╔══

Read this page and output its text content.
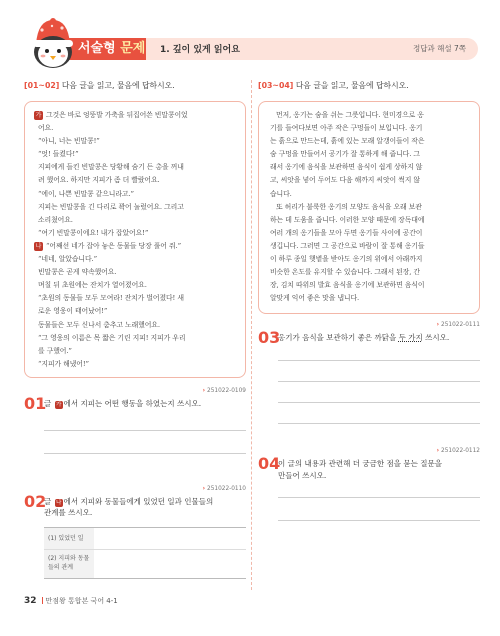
서술형 문제 1. 깊이 있게 읽어요	정답과 해설 7쪽
[01~02] 다음 글을 읽고, 물음에 답하시오.

가 그것은 바로 엉뚱발 가축을 뒤집어쓴 빈말콩이었

어요.

“아니, 너는 빈말콩!”

“엇! 들켰다!”

지피에게 들킨 빈말콩은 당황해 숨기 든 총을 꺼내

려 했어요. 하지만 지피가 좀 더 빨랐어요.

“에이, 나쁜 빈말콩 같으니라고.”

지피는 빈말콩을 긴 다리로 꽉어 눌렀어요. 그리고

소리쳤어요.

“여기 빈말콩이에요! 내가 잡았어요!”

나 “어째선 네가 잡아 놓은 동물들 당장 풀어 줘.”

“네네, 알았습니다.”

빈말콩은 곧게 약속했어요.

며칠 뒤 초원에는 잔치가 열어졌어요.

“초원의 동물들 모두 모여라! 잔치가 벌어졌다! 새

로운 영웅이 태어났어!”

동물들은 모두 신나서 춤추고 노래했어요.

“그 영웅의 이름은 목 짧은 기린 지피! 지피가 우리

를 구했어.”

“지피가 해냈어!”

› 251022-0109
01
글 가 에서 지피는 어떤 행동을 하였는지 쓰시오.
› 251022-0110
02
글 나 에서 지피와 동물들에게 있었던 일과 인물들의
관계를 쓰시오.
(1) 있었던 일
(2) 지피와 동물들의 관계
[03~04] 다음 글을 읽고, 물음에 답하시오.

먼저, 옹기는 숨을 쉬는 그릇입니다. 현미경으로 옹

기를 들여다보면 아주 작은 구멍들이 보입니다. 옹기

는 흙으로 만드는데, 흙에 있는 모래 알갱이들이 작은

숨 구멍을 만들어서 공기가 잘 통하게 해 줍니다. 그

래서 옹기에 음식을 보관하면 음식이 쉽게 상하지 않

고, 씨앗을 넣어 두어도 다음 해까지 씨앗이 썩지 않

습니다.

또 허리가 불룩한 옹기의 모양도 음식을 오래 보관

하는 데 도움을 줍니다. 이러한 모양 때문에 장독대에

여러 개의 옹기들을 모아 두면 옹기들 사이에 공간이

생깁니다. 그러면 그 공간으로 바람이 잘 통해 옹기들

이 하루 종일 햇볕을 받아도 옹기의 위에서 아래까지

비슷한 온도를 유지할 수 있습니다. 그래서 된장, 간

장, 김치 따위의 발효 음식을 옹기에 보관하면 음식이

알맞게 익어 좋은 맛을 냅니다.

› 251022-0111
03
옹기가 음식을 보관하기 좋은 까닭을 두 가지 쓰시오.
› 251022-0112
04
이 글의 내용과 관련해 더 궁금한 점을 묻는 질문을
만들어 쓰시오.
32 만점왕 통합본 국어 4-1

╚══

Aim ▸
Each line of the data that includes the word "빈말콩은" counts once; report the total and nothing more.

Exercise solution ▸
2